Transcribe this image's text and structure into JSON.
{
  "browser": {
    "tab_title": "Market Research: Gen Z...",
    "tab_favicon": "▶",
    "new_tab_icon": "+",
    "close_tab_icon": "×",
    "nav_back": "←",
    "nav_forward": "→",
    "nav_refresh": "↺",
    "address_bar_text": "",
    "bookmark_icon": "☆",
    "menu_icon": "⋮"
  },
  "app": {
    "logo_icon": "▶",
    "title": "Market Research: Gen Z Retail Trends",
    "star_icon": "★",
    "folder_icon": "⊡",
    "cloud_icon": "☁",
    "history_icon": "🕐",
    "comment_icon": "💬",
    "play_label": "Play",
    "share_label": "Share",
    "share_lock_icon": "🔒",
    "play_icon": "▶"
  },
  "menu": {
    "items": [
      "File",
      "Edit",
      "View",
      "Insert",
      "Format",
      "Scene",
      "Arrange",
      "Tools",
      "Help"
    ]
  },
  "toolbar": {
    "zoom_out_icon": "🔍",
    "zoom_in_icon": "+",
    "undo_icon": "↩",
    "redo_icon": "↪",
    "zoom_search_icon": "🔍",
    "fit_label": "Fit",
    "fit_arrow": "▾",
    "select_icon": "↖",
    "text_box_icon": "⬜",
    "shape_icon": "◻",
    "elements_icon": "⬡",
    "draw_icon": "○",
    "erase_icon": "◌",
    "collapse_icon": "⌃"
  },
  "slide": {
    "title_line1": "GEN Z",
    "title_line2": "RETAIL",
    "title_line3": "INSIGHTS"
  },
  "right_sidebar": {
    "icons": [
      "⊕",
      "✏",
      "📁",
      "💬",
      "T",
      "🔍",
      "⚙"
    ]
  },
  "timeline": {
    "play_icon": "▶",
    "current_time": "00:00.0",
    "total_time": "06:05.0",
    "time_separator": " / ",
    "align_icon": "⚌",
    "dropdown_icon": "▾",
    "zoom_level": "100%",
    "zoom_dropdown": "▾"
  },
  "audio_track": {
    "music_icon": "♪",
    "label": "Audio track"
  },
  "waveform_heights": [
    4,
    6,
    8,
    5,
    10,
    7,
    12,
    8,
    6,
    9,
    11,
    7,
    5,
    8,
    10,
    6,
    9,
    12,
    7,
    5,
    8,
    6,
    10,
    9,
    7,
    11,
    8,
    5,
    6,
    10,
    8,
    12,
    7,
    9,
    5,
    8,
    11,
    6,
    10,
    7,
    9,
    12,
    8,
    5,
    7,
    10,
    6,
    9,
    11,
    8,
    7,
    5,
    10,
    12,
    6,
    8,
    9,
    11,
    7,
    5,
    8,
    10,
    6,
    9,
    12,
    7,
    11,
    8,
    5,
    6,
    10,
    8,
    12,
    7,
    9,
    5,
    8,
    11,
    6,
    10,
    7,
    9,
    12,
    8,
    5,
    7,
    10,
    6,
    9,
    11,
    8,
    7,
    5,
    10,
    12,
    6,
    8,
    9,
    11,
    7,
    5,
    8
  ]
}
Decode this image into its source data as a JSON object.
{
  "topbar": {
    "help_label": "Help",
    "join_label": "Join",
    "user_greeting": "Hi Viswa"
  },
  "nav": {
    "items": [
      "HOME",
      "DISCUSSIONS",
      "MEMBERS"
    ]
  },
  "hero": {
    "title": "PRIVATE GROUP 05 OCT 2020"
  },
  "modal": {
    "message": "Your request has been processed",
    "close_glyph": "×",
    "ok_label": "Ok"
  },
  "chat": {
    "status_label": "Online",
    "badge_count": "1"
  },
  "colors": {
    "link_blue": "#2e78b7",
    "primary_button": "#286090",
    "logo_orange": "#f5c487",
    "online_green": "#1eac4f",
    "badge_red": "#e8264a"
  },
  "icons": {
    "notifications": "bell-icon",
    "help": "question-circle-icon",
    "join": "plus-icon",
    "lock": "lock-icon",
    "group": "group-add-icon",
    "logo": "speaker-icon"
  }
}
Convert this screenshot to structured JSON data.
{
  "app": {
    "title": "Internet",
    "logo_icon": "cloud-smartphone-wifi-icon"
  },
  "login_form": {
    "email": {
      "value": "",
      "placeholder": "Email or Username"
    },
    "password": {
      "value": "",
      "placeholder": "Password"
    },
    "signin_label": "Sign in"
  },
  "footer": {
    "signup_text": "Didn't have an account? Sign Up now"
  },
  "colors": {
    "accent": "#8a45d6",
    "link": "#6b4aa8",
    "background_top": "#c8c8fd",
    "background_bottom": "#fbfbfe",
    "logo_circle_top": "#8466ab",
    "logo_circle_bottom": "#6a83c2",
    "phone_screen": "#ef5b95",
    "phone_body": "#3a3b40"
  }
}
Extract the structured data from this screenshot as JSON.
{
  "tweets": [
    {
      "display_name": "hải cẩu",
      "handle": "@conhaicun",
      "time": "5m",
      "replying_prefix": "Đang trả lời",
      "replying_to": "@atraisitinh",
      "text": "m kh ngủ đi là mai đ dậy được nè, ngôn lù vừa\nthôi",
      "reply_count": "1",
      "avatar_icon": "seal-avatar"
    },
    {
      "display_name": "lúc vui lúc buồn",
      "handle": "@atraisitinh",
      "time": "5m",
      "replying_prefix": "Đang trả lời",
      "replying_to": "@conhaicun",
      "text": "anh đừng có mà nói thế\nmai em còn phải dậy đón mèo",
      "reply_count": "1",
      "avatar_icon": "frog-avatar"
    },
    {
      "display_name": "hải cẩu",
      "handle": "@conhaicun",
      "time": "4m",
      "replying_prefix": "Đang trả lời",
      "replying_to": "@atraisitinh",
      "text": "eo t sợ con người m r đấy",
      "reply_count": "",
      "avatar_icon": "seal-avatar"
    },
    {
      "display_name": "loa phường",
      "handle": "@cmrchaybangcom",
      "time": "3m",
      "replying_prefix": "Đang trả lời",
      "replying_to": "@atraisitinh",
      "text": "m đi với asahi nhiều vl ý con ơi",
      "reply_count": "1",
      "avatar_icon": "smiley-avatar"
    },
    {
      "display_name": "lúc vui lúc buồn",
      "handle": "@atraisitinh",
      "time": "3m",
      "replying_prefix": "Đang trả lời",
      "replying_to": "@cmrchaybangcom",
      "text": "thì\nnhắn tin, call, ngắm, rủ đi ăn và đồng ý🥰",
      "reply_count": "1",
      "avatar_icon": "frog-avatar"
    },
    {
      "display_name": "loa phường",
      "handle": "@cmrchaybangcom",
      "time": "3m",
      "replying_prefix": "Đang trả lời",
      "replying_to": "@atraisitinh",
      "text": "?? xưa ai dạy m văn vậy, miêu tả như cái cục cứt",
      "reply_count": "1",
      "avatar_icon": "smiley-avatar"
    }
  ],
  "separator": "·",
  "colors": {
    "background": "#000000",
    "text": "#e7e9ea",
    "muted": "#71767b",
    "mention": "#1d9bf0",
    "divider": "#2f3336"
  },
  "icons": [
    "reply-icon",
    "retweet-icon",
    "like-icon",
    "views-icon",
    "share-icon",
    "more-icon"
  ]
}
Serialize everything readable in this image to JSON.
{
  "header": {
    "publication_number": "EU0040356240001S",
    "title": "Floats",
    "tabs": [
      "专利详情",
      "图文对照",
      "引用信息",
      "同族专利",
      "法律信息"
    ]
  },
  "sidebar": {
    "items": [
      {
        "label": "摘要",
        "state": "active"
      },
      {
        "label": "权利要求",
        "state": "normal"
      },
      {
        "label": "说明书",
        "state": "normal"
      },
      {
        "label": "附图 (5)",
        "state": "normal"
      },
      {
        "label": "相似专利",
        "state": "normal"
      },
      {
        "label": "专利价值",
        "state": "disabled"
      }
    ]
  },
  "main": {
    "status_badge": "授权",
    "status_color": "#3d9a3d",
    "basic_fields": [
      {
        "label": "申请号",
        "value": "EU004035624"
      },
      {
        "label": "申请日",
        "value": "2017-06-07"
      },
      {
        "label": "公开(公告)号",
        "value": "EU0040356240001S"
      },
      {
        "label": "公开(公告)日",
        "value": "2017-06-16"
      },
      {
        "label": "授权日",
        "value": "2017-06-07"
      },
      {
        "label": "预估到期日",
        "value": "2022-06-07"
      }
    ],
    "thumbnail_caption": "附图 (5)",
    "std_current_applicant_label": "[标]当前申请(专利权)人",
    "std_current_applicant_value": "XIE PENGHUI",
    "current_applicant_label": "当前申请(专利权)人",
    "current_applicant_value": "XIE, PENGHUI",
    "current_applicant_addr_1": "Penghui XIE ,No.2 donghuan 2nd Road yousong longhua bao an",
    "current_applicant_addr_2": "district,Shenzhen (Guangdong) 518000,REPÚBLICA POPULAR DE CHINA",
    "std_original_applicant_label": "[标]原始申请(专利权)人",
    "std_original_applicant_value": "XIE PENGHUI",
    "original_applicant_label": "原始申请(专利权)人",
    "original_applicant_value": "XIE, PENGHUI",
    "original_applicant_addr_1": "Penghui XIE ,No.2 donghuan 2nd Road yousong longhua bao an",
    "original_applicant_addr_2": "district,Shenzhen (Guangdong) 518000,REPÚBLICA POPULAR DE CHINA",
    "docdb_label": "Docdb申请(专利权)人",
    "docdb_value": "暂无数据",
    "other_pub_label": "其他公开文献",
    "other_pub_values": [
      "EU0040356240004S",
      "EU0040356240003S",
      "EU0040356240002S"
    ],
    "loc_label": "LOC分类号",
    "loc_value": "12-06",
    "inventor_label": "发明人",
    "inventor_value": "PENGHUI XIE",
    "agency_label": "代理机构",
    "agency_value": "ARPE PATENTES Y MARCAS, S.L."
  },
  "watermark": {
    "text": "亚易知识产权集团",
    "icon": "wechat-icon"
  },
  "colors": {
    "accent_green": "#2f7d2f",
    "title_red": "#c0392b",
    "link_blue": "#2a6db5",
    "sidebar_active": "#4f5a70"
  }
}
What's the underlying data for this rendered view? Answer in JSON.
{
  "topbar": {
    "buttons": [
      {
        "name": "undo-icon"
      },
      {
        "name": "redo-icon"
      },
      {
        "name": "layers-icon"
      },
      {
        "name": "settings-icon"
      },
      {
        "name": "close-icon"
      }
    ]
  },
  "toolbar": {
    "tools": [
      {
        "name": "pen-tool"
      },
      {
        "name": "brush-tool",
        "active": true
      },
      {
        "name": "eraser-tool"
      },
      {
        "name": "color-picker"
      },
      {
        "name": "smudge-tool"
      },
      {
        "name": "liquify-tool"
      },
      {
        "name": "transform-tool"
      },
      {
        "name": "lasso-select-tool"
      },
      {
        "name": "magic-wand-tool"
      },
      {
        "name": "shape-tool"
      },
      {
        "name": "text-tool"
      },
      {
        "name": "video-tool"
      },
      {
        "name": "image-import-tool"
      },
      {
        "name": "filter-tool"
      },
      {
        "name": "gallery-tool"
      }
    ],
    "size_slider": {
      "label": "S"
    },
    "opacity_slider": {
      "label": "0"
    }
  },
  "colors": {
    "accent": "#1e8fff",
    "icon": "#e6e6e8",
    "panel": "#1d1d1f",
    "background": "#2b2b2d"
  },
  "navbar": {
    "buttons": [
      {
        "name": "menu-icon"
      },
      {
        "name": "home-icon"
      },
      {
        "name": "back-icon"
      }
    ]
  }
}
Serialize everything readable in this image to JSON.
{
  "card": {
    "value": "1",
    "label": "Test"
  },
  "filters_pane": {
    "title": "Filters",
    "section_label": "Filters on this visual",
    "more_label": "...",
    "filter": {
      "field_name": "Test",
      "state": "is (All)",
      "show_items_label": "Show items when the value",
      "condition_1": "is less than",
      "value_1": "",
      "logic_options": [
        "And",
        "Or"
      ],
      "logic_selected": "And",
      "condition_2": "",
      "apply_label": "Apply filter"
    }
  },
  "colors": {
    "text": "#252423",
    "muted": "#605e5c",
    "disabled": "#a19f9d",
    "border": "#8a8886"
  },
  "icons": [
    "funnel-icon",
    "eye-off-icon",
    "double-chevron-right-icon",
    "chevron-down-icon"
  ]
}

**PROBLEM REQUIREMENTS:** Gather all lines from the records above in which "data" appears.

**SOLUTION FOR THIS EXERCISE:**
Decode this image into its source data as a JSON object.
Convert this screenshot to structured JSON data.
Extract the structured data from this screenshot as JSON.
What's the underlying data for this rendered view? Answer in JSON.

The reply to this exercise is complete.